[Direction]:
Every line of the data that contains the string "content" must be copied.

Stored data:

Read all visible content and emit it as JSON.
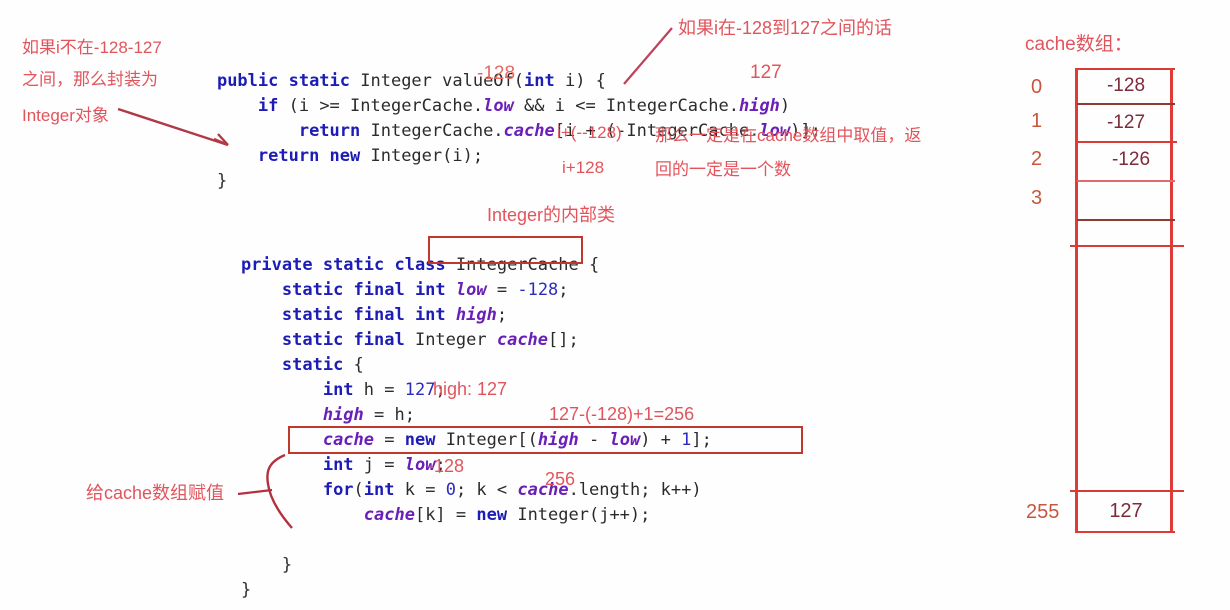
{
  "code_top": {
    "lines": [
      [
        {
          "t": "    ",
          "c": "plain"
        },
        {
          "t": "public static ",
          "c": "kw"
        },
        {
          "t": "Integer valueOf(",
          "c": "plain"
        },
        {
          "t": "int",
          "c": "kw"
        },
        {
          "t": " i) {",
          "c": "plain"
        }
      ],
      [
        {
          "t": "        ",
          "c": "plain"
        },
        {
          "t": "if",
          "c": "kw"
        },
        {
          "t": " (i >= IntegerCache.",
          "c": "plain"
        },
        {
          "t": "low",
          "c": "field"
        },
        {
          "t": " && i <= IntegerCache.",
          "c": "plain"
        },
        {
          "t": "high",
          "c": "field"
        },
        {
          "t": ")",
          "c": "plain"
        }
      ],
      [
        {
          "t": "            ",
          "c": "plain"
        },
        {
          "t": "return",
          "c": "kw"
        },
        {
          "t": " IntegerCache.",
          "c": "plain"
        },
        {
          "t": "cache",
          "c": "field"
        },
        {
          "t": "[i + (-IntegerCache.",
          "c": "plain"
        },
        {
          "t": "low",
          "c": "field"
        },
        {
          "t": ")];",
          "c": "plain"
        }
      ],
      [
        {
          "t": "        ",
          "c": "plain"
        },
        {
          "t": "return new",
          "c": "kw"
        },
        {
          "t": " Integer(i);",
          "c": "plain"
        }
      ],
      [
        {
          "t": "    }",
          "c": "plain"
        }
      ]
    ]
  },
  "code_middle": {
    "lines": [
      [
        {
          "t": "    ",
          "c": "plain"
        },
        {
          "t": "private static class",
          "c": "kw"
        },
        {
          "t": " IntegerCache {",
          "c": "plain"
        }
      ],
      [
        {
          "t": "        ",
          "c": "plain"
        },
        {
          "t": "static final int",
          "c": "kw"
        },
        {
          "t": " ",
          "c": "plain"
        },
        {
          "t": "low",
          "c": "field"
        },
        {
          "t": " = ",
          "c": "plain"
        },
        {
          "t": "-128",
          "c": "num"
        },
        {
          "t": ";",
          "c": "plain"
        }
      ],
      [
        {
          "t": "        ",
          "c": "plain"
        },
        {
          "t": "static final int",
          "c": "kw"
        },
        {
          "t": " ",
          "c": "plain"
        },
        {
          "t": "high",
          "c": "field"
        },
        {
          "t": ";",
          "c": "plain"
        }
      ],
      [
        {
          "t": "        ",
          "c": "plain"
        },
        {
          "t": "static final",
          "c": "kw"
        },
        {
          "t": " Integer ",
          "c": "plain"
        },
        {
          "t": "cache",
          "c": "field"
        },
        {
          "t": "[];",
          "c": "plain"
        }
      ],
      [
        {
          "t": "        ",
          "c": "plain"
        },
        {
          "t": "static",
          "c": "kw"
        },
        {
          "t": " {",
          "c": "plain"
        }
      ],
      [
        {
          "t": "            ",
          "c": "plain"
        },
        {
          "t": "int",
          "c": "kw"
        },
        {
          "t": " h = ",
          "c": "plain"
        },
        {
          "t": "127",
          "c": "num"
        },
        {
          "t": ";",
          "c": "plain"
        }
      ],
      [
        {
          "t": "            ",
          "c": "plain"
        },
        {
          "t": "high",
          "c": "field"
        },
        {
          "t": " = h;",
          "c": "plain"
        }
      ],
      [
        {
          "t": "            ",
          "c": "plain"
        },
        {
          "t": "cache",
          "c": "field"
        },
        {
          "t": " = ",
          "c": "plain"
        },
        {
          "t": "new",
          "c": "kw"
        },
        {
          "t": " Integer[(",
          "c": "plain"
        },
        {
          "t": "high",
          "c": "field"
        },
        {
          "t": " - ",
          "c": "plain"
        },
        {
          "t": "low",
          "c": "field"
        },
        {
          "t": ") + ",
          "c": "plain"
        },
        {
          "t": "1",
          "c": "num"
        },
        {
          "t": "];",
          "c": "plain"
        }
      ],
      [
        {
          "t": "            ",
          "c": "plain"
        },
        {
          "t": "int",
          "c": "kw"
        },
        {
          "t": " j = ",
          "c": "plain"
        },
        {
          "t": "low",
          "c": "field"
        },
        {
          "t": ";",
          "c": "plain"
        }
      ],
      [
        {
          "t": "            ",
          "c": "plain"
        },
        {
          "t": "for",
          "c": "kw"
        },
        {
          "t": "(",
          "c": "plain"
        },
        {
          "t": "int",
          "c": "kw"
        },
        {
          "t": " k = ",
          "c": "plain"
        },
        {
          "t": "0",
          "c": "num"
        },
        {
          "t": "; k < ",
          "c": "plain"
        },
        {
          "t": "cache",
          "c": "field"
        },
        {
          "t": ".length; k++)",
          "c": "plain"
        }
      ],
      [
        {
          "t": "                ",
          "c": "plain"
        },
        {
          "t": "cache",
          "c": "field"
        },
        {
          "t": "[k] = ",
          "c": "plain"
        },
        {
          "t": "new",
          "c": "kw"
        },
        {
          "t": " Integer(j++);",
          "c": "plain"
        }
      ],
      [
        {
          "t": "",
          "c": "plain"
        }
      ],
      [
        {
          "t": "        }",
          "c": "plain"
        }
      ],
      [
        {
          "t": "    }",
          "c": "plain"
        }
      ]
    ]
  },
  "annotations": {
    "left_note_line1": "如果i不在-128-127",
    "left_note_line2": "之间，那么封装为",
    "left_note_line3": "Integer对象",
    "top_note": "如果i在-128到127之间的话",
    "low_value_top": "-128",
    "high_value_top": "127",
    "index_expr_1": "i+(--128)",
    "index_expr_2": "i+128",
    "return_note_line1": "那么一定是在cache数组中取值，返",
    "return_note_line2": "回的一定是一个数",
    "inner_class_note": "Integer的内部类",
    "high_note": "high: 127",
    "size_calc": "127-(-128)+1=256",
    "low_value_j": "-128",
    "length_value": "256",
    "assign_note": "给cache数组赋值"
  },
  "cache_array": {
    "title": "cache数组：",
    "indices": [
      "0",
      "1",
      "2",
      "3",
      "255"
    ],
    "values": [
      "-128",
      "-127",
      "-126",
      "",
      "127"
    ]
  },
  "watermark": {
    "text": ""
  },
  "colors": {
    "annotation": "#e2545c",
    "box_border": "#c0392b",
    "table_border": "#e03b37",
    "keyword": "#1d1db5",
    "field": "#6a1fb8",
    "number": "#2b2bc0"
  }
}
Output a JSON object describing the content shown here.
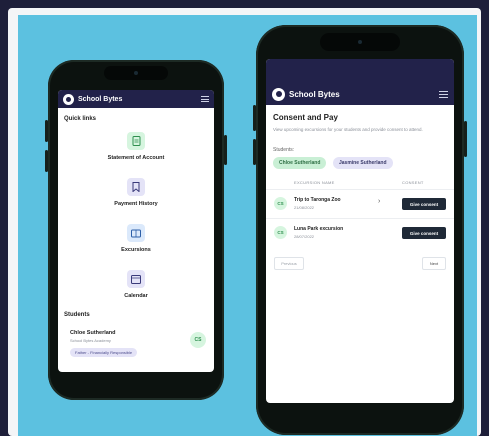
{
  "app": {
    "name": "School Bytes"
  },
  "quick_links": {
    "title": "Quick links",
    "items": [
      {
        "label": "Statement of Account",
        "icon": "document-icon"
      },
      {
        "label": "Payment History",
        "icon": "bookmark-icon"
      },
      {
        "label": "Excursions",
        "icon": "book-icon"
      },
      {
        "label": "Calendar",
        "icon": "calendar-icon"
      }
    ]
  },
  "students_section": {
    "title": "Students",
    "student": {
      "name": "Chloe Sutherland",
      "school": "School Bytes Academy",
      "role": "Father - Financially Responsible",
      "initials": "CS"
    }
  },
  "consent": {
    "title": "Consent and Pay",
    "description": "View upcoming excursions for your students and provide consent to attend.",
    "students_label": "Students:",
    "chips": [
      {
        "label": "Chloe Sutherland",
        "active": true
      },
      {
        "label": "Jasmine Sutherland",
        "active": false
      }
    ],
    "columns": {
      "name": "EXCURSION NAME",
      "consent": "CONSENT"
    },
    "rows": [
      {
        "initials": "CS",
        "name": "Trip to Taronga Zoo",
        "date": "21/08/2022",
        "action": "Give consent"
      },
      {
        "initials": "CS",
        "name": "Luna Park excursion",
        "date": "28/07/2022",
        "action": "Give consent"
      }
    ],
    "pagination": {
      "previous": "Previous",
      "next": "Next"
    }
  },
  "colors": {
    "navy": "#22224a",
    "sky": "#5cc1e0",
    "green_tint": "#d6f5df",
    "purple_tint": "#e4e3f7",
    "button_dark": "#1f2937"
  }
}
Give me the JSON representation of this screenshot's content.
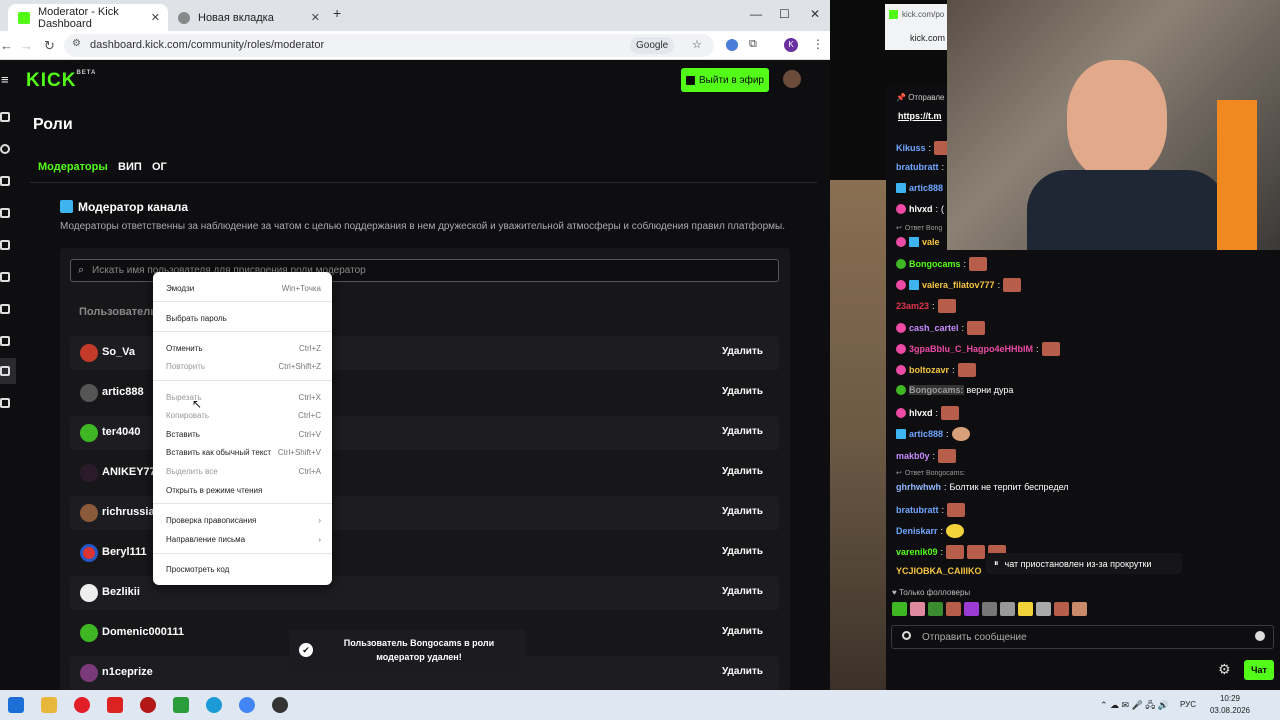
{
  "browser": {
    "tabs": [
      {
        "title": "Moderator - Kick Dashboard"
      },
      {
        "title": "Новая вкладка"
      }
    ],
    "url": "dashboard.kick.com/community/roles/moderator",
    "search_engine": "Google",
    "profile_letter": "K"
  },
  "kick": {
    "logo": "KICK",
    "logo_beta": "BETA",
    "go_live": "Выйти в эфир",
    "page_title": "Роли",
    "tabs": [
      "Модераторы",
      "ВИП",
      "ОГ"
    ],
    "section_title": "Модератор канала",
    "section_desc": "Модераторы ответственны за наблюдение за чатом с целью поддержания в нем дружеской и уважительной атмосферы и соблюдения правил платформы.",
    "search_placeholder": "Искать имя пользователя для присвоения роли модератор",
    "col_user": "Пользователь",
    "delete_label": "Удалить",
    "users": [
      "So_Va",
      "artic888",
      "ter4040",
      "ANIKEY77",
      "richrussia",
      "Beryl111",
      "Bezlikii",
      "Domenic000111",
      "n1ceprize"
    ]
  },
  "context_menu": {
    "items": [
      {
        "label": "Эмодзи",
        "shortcut": "Win+Точка"
      },
      {
        "label": "Выбрать пароль",
        "shortcut": ""
      },
      {
        "label": "Отменить",
        "shortcut": "Ctrl+Z"
      },
      {
        "label": "Повторить",
        "shortcut": "Ctrl+Shift+Z"
      },
      {
        "label": "Вырезать",
        "shortcut": "Ctrl+X"
      },
      {
        "label": "Копировать",
        "shortcut": "Ctrl+C"
      },
      {
        "label": "Вставить",
        "shortcut": "Ctrl+V"
      },
      {
        "label": "Вставить как обычный текст",
        "shortcut": "Ctrl+Shift+V"
      },
      {
        "label": "Выделить все",
        "shortcut": "Ctrl+A"
      },
      {
        "label": "Открыть в режиме чтения",
        "shortcut": ""
      },
      {
        "label": "Проверка правописания",
        "shortcut": "›"
      },
      {
        "label": "Направление письма",
        "shortcut": "›"
      },
      {
        "label": "Просмотреть код",
        "shortcut": ""
      }
    ]
  },
  "toast": {
    "text": "Пользователь Bongocams в роли модератор удален!"
  },
  "chat": {
    "popout_title": "kick.com/po",
    "popout_url": "kick.com",
    "pinned_label": "Отправле",
    "pinned_link": "https://t.m",
    "messages": [
      {
        "user": "Kikuss",
        "text": ""
      },
      {
        "user": "bratubratt",
        "text": ""
      },
      {
        "user": "artic888",
        "text": ""
      },
      {
        "user": "hlvxd",
        "text": "("
      },
      {
        "user": "Ответ Bong",
        "text": ""
      },
      {
        "user": "vale",
        "text": ""
      },
      {
        "user": "Bongocams",
        "text": ""
      },
      {
        "user": "valera_filatov777",
        "text": ""
      },
      {
        "user": "23am23",
        "text": ""
      },
      {
        "user": "cash_cartel",
        "text": ""
      },
      {
        "user": "3gpaBblu_C_Hagpo4eHHblM",
        "text": ""
      },
      {
        "user": "boltozavr",
        "text": ""
      },
      {
        "user": "Bongocams:",
        "text": "верни дура"
      },
      {
        "user": "hlvxd",
        "text": ""
      },
      {
        "user": "artic888",
        "text": ""
      },
      {
        "user": "makb0y",
        "text": ""
      },
      {
        "user": "Ответ Bongocams:",
        "text": ""
      },
      {
        "user": "ghrhwhwh",
        "text": "Болтик не терпит беспредел"
      },
      {
        "user": "bratubratt",
        "text": ""
      },
      {
        "user": "Deniskarr",
        "text": ""
      },
      {
        "user": "varenik09",
        "text": ""
      },
      {
        "user": "YCJIOBKA_CAIIIKO",
        "text": ""
      }
    ],
    "paused": "чат приостановлен из-за прокрутки",
    "followers_only": "Только фолловеры",
    "input_placeholder": "Отправить сообщение",
    "send": "Чат"
  },
  "taskbar": {
    "lang": "РУС",
    "time": "10:29",
    "date": "03.08.2026"
  }
}
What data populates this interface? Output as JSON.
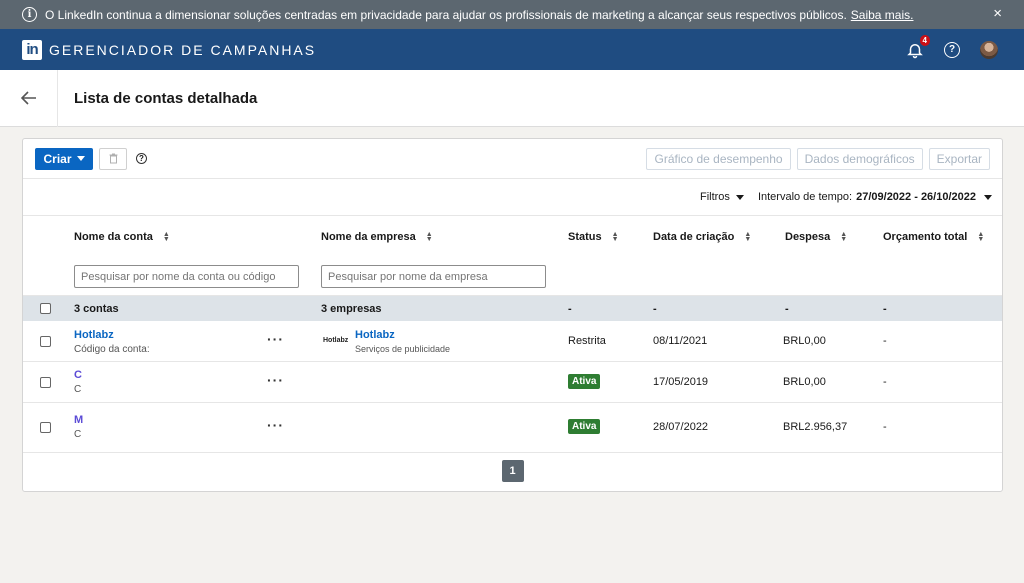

[Exercise solution]:
Read all visible content and emit it as JSON.
Output a JSON object describing the content shown here.
Give me the JSON representation of this screenshot's content.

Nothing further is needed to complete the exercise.